Commit graph

15 commits

Author SHA1 Message Date
Dhruv Manilawala
38d2562f41
Refactor unary expression parsing (#11088)
## Summary

This PR refactors unary expression parsing with the following changes:
* Ability to get `OperatorPrecedence` from a unary operator (`UnaryOp`)
* Implement methods on `TokenKind`
	* Add `as_unary_operator` which returns an `Option<UnaryOp>`
* Add `as_unary_arithmetic_operator` which returns an `Option<UnaryOp>`
(used for pattern parsing)
* Rename `is_unary` to `is_unary_arithmetic_operator` (used in the
linter)

resolves: #10752 

## Test Plan

Verify that the existing test cases pass, no ecosystem changes, run the
Python based fuzzer on 3000 random inputs and run it on dozens of
open-source repositories.
2024-04-23 04:55:02 +00:00
Dhruv Manilawala
7eba967e16
Refactor binary expression parsing (#11073)
## Summary

This PR refactors the binary expression parsing in a way to make it
readable and easy to understand. It draws inspiration from the suggested
edits in the linked messages in #10752.

= = =

--- Set task A ---
Could you reproduce the part of the commit log that starts with "Author SHA1 Message" and goes on through "for pattern parsing)"?

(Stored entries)
= = =

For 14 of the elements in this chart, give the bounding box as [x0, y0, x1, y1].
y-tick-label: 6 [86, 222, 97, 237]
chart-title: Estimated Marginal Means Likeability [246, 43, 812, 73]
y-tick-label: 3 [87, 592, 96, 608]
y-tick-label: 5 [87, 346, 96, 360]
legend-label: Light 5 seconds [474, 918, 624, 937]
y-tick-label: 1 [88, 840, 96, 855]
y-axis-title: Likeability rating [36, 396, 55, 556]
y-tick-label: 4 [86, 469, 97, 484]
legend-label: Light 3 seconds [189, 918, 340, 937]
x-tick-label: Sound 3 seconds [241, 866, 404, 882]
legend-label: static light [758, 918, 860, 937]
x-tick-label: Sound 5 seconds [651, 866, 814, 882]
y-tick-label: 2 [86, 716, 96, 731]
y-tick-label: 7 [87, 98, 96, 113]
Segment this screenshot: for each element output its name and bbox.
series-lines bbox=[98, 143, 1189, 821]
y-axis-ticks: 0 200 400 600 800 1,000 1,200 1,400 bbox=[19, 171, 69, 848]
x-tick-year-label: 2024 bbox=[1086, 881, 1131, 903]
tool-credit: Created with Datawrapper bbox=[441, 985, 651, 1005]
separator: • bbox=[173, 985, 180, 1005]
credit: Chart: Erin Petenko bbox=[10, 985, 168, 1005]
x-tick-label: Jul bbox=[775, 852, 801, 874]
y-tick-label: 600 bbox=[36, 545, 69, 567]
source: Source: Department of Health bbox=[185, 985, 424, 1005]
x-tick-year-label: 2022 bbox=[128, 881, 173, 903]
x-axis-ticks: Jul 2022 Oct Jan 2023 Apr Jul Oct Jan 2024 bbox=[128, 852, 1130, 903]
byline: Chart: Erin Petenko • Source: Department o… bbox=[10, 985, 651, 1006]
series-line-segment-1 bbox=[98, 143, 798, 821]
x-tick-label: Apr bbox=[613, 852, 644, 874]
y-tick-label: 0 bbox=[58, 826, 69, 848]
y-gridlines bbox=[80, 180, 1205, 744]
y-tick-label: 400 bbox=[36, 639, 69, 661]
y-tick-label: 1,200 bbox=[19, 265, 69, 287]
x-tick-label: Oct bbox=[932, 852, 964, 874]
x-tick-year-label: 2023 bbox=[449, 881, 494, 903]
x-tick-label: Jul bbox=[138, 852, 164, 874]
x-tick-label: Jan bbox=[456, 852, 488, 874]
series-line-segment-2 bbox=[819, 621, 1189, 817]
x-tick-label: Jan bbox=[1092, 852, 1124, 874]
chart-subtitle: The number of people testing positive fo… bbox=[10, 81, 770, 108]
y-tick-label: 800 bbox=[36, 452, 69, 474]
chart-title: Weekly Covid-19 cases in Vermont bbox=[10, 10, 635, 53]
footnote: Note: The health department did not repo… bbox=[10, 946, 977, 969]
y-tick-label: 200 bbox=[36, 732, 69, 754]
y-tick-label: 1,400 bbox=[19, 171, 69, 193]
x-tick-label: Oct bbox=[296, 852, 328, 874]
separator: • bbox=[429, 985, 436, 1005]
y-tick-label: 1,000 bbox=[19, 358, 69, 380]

= = =

--- Set task B ---
Can you recast the stored rows as a numbered list, starting with the first row and going on through the row with "y-tick-label: 5 [87, 346, 96, 360]", with blank lines left out?

--- Solution A ---
Author SHA1 Message Date
Dhruv Manilawala
38d2562f41
Refactor unary expression parsing (#11088)
## Summary

This PR refactors unary expression parsing with the following changes:
* Ability to get `OperatorPrecedence` from a unary operator (`UnaryOp`)
* Implement methods on `TokenKind`
	* Add `as_unary_operator` which returns an `Option<UnaryOp>`
* Add `as_unary_arithmetic_operator` which returns an `Option<UnaryOp>`
(used for pattern parsing)

--- Solution B ---
1. For 14 of the elements in this chart, give the bounding box as [x0, y0, x1, y1].
2. y-tick-label: 6 [86, 222, 97, 237]
3. chart-title: Estimated Marginal Means Likeability [246, 43, 812, 73]
4. y-tick-label: 3 [87, 592, 96, 608]
5. y-tick-label: 5 [87, 346, 96, 360]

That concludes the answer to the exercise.